_Work required:_ Copy out each line featuring the string "станет" from the entries beneath.

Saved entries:
◆ ◆ ◆ ◆

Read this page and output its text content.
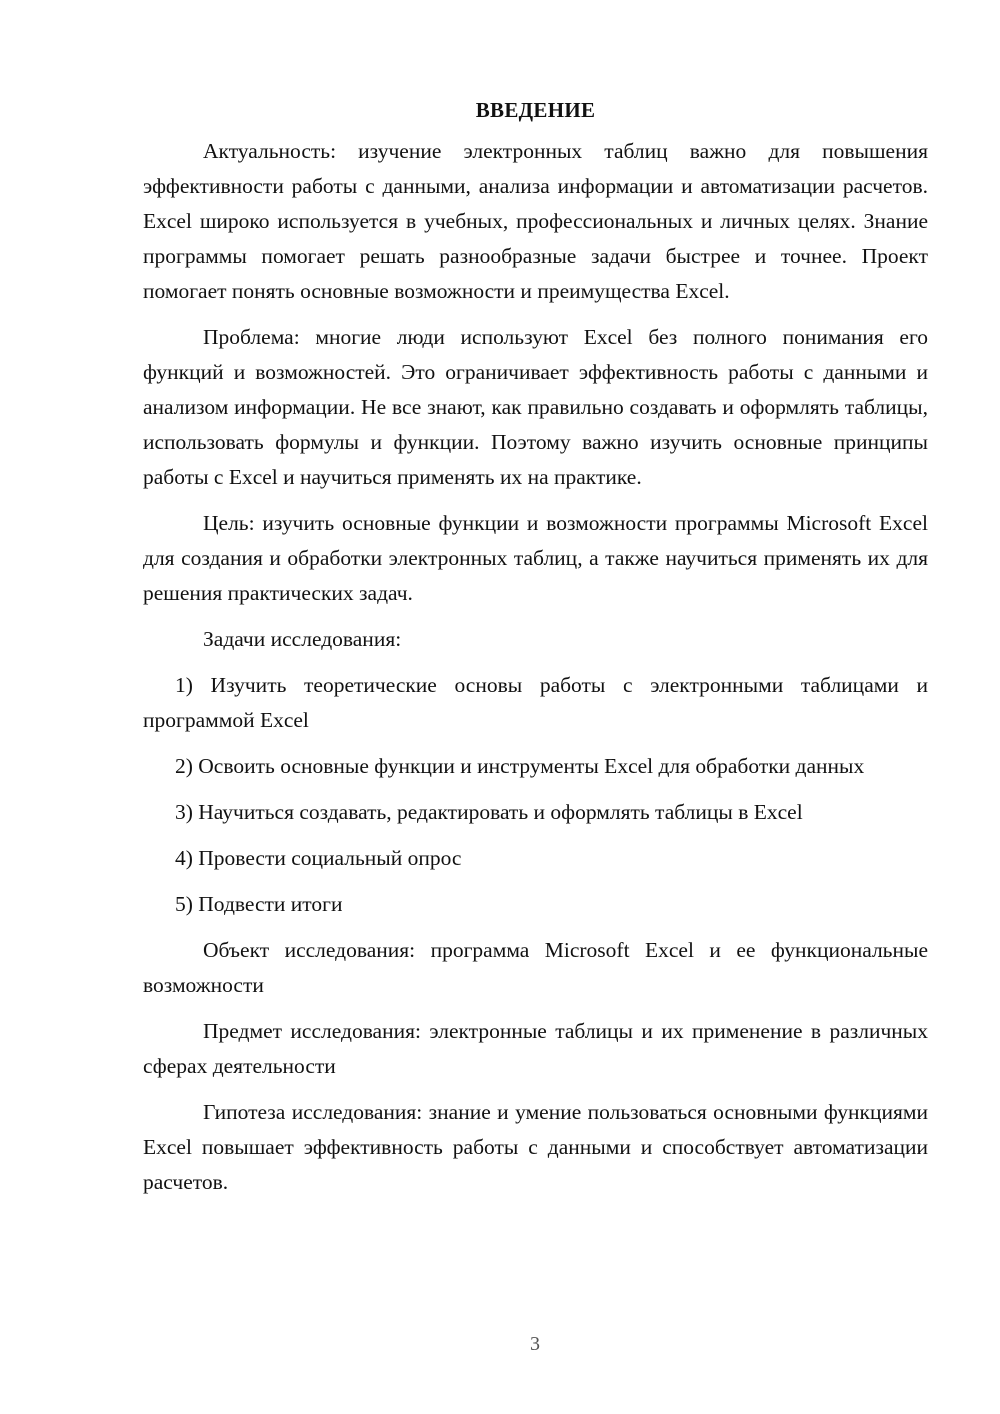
ВВЕДЕНИЕ

Актуальность: изучение электронных таблиц важно для повышения эффективности работы с данными, анализа информации и автоматизации расчетов. Excel широко используется в учебных, профессиональных и личных целях. Знание программы помогает решать разнообразные задачи быстрее и точнее. Проект помогает понять основные возможности и преимущества Excel.

Проблема: многие люди используют Excel без полного понимания его функций и возможностей. Это ограничивает эффективность работы с данными и анализом информации. Не все знают, как правильно создавать и оформлять таблицы, использовать формулы и функции. Поэтому важно изучить основные принципы работы с Excel и научиться применять их на практике.

Цель: изучить основные функции и возможности программы Microsoft Excel для создания и обработки электронных таблиц, а также научиться применять их для решения практических задач.

Задачи исследования:

1) Изучить теоретические основы работы с электронными таблицами и программой Excel

2) Освоить основные функции и инструменты Excel для обработки данных

3) Научиться создавать, редактировать и оформлять таблицы в Excel

4) Провести социальный опрос

5) Подвести итоги

Объект исследования: программа Microsoft Excel и ее функциональные возможности

Предмет исследования: электронные таблицы и их применение в различных сферах деятельности

Гипотеза исследования: знание и умение пользоваться основными функциями Excel повышает эффективность работы с данными и способствует автоматизации расчетов.

3
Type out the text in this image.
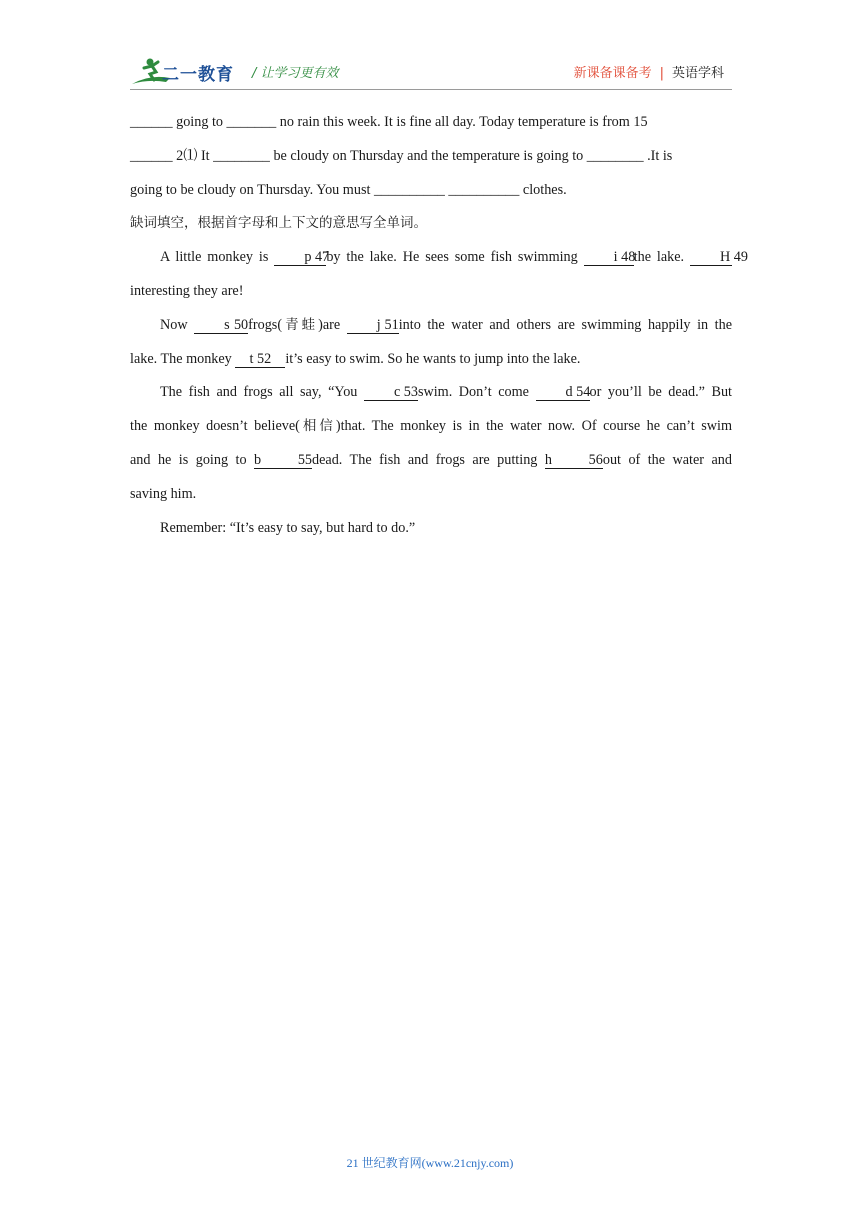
二一教育 / 让学习更有效	新课备课备考 | 英语学科
______ going to _______ no rain this week. It is fine all day. Today temperature is from 15
______ 2⑴ It ________ be cloudy on Thursday and the temperature is going to ________ .It is
going to be cloudy on Thursday. You must __________ __________ clothes.
缺词填空，根据首字母和上下文的意思写全单词。
A little monkey is p 47by the lake. He sees some fish swimming i 48the lake. H 49
interesting they are!
Now s 50frogs(青蛙)are j 51into the water and others are swimming happily in the
lake. The monkey t 52 it’s easy to swim. So he wants to jump into the lake.
The fish and frogs all say, “You c 53swim. Don’t come d 54or you’ll be dead.” But
the monkey doesn’t believe(相信)that. The monkey is in the water now. Of course he can’t swim
and he is going to b 55dead. The fish and frogs are putting h 56out of the water and
saving him.
Remember: “It’s easy to say, but hard to do.”
21 世纪教育网(www.21cnjy.com)
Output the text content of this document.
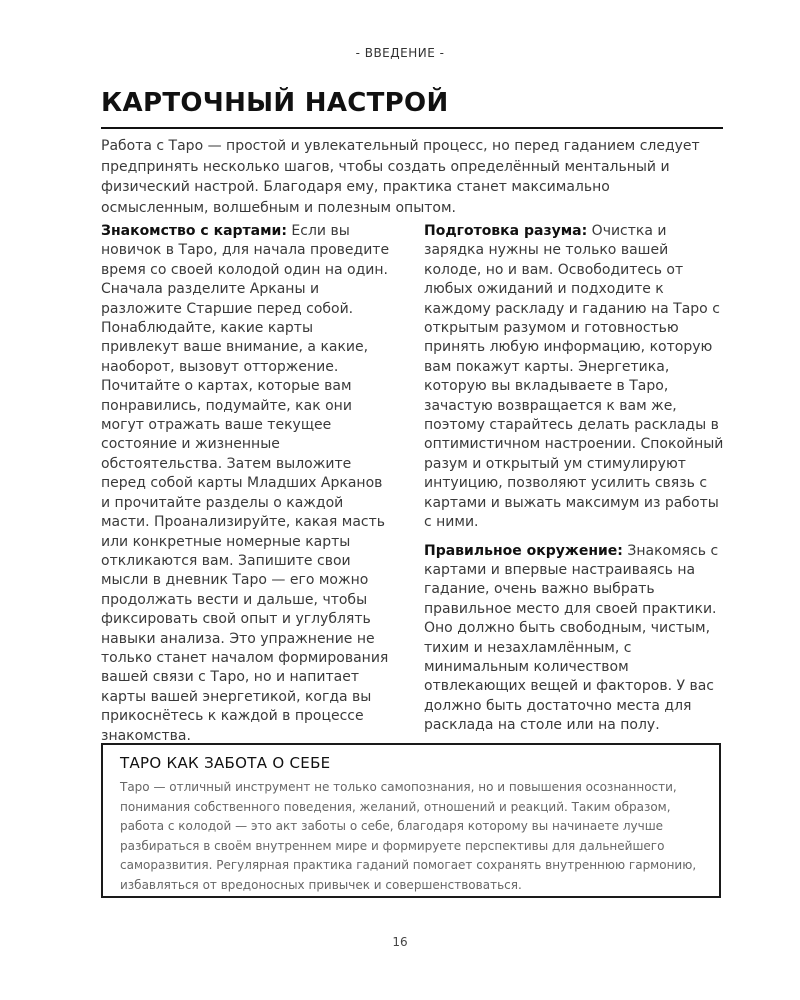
- ВВЕДЕНИЕ -
КАРТОЧНЫЙ НАСТРОЙ

Работа с Таро — простой и увлекательный процесс, но перед гаданием следует предпринять несколько шагов, чтобы создать определённый ментальный и физический настрой. Благодаря ему, практика станет максимально осмысленным, волшебным и полезным опытом.

Знакомство с картами: Если вы новичок в Таро, для начала проведите время со своей колодой один на один. Сначала разделите Арканы и разложите Старшие перед собой. Понаблюдайте, какие карты привлекут ваше внимание, а какие, наоборот, вызовут отторжение. Почитайте о картах, которые вам понравились, подумайте, как они могут отражать ваше текущее состояние и жизненные обстоятельства. Затем выложите перед собой карты Младших Арканов и прочитайте разделы о каждой масти. Проанализируйте, какая масть или конкретные номерные карты откликаются вам. Запишите свои мысли в дневник Таро — его можно продолжать вести и дальше, чтобы фиксировать свой опыт и углублять навыки анализа. Это упражнение не только станет началом формирования вашей связи с Таро, но и напитает карты вашей энергетикой, когда вы прикоснётесь к каждой в процессе знакомства.

Подготовка разума: Очистка и зарядка нужны не только вашей колоде, но и вам. Освободитесь от любых ожиданий и подходите к каждому раскладу и гаданию на Таро с открытым разумом и готовностью принять любую информацию, которую вам покажут карты. Энергетика, которую вы вкладываете в Таро, зачастую возвращается к вам же, поэтому старайтесь делать расклады в оптимистичном настроении. Спокойный разум и открытый ум стимулируют интуицию, позволяют усилить связь с картами и выжать максимум из работы с ними.

Правильное окружение: Знакомясь с картами и впервые настраиваясь на гадание, очень важно выбрать правильное место для своей практики. Оно должно быть свободным, чистым, тихим и незахламлённым, с минимальным количеством отвлекающих вещей и факторов. У вас должно быть достаточно места для расклада на столе или на полу.

ТАРО КАК ЗАБОТА О СЕБЕ

Таро — отличный инструмент не только самопознания, но и повышения осознанности, понимания собственного поведения, желаний, отношений и реакций. Таким образом, работа с колодой — это акт заботы о себе, благодаря которому вы начинаете лучше разбираться в своём внутреннем мире и формируете перспективы для дальнейшего саморазвития. Регулярная практика гаданий помогает сохранять внутреннюю гармонию, избавляться от вредоносных привычек и совершенствоваться.

16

◆ ◆ ◆ ◆

_Correct result:_
Работа с Таро — простой и увлекательный процесс, но перед гаданием следует предпринять несколько шагов, чтобы создать определённый ментальный и физический настрой. Благодаря ему, практика станет максимально осмысленным, волшебным и полезным опытом.
Знакомство с картами: Если вы новичок в Таро, для начала проведите время со своей колодой один на один. Сначала разделите Арканы и разложите Старшие перед собой. Понаблюдайте, какие карты привлекут ваше внимание, а какие, наоборот, вызовут отторжение. Почитайте о картах, которые вам понравились, подумайте, как они могут отражать ваше текущее состояние и жизненные обстоятельства. Затем выложите перед собой карты Младших Арканов и прочитайте разделы о каждой масти. Проанализируйте, какая масть или конкретные номерные карты откликаются вам. Запишите свои мысли в дневник Таро — его можно продолжать вести и дальше, чтобы фиксировать свой опыт и углублять навыки анализа. Это упражнение не только станет началом формирования вашей связи с Таро, но и напитает карты вашей энергетикой, когда вы прикоснётесь к каждой в процессе знакомства.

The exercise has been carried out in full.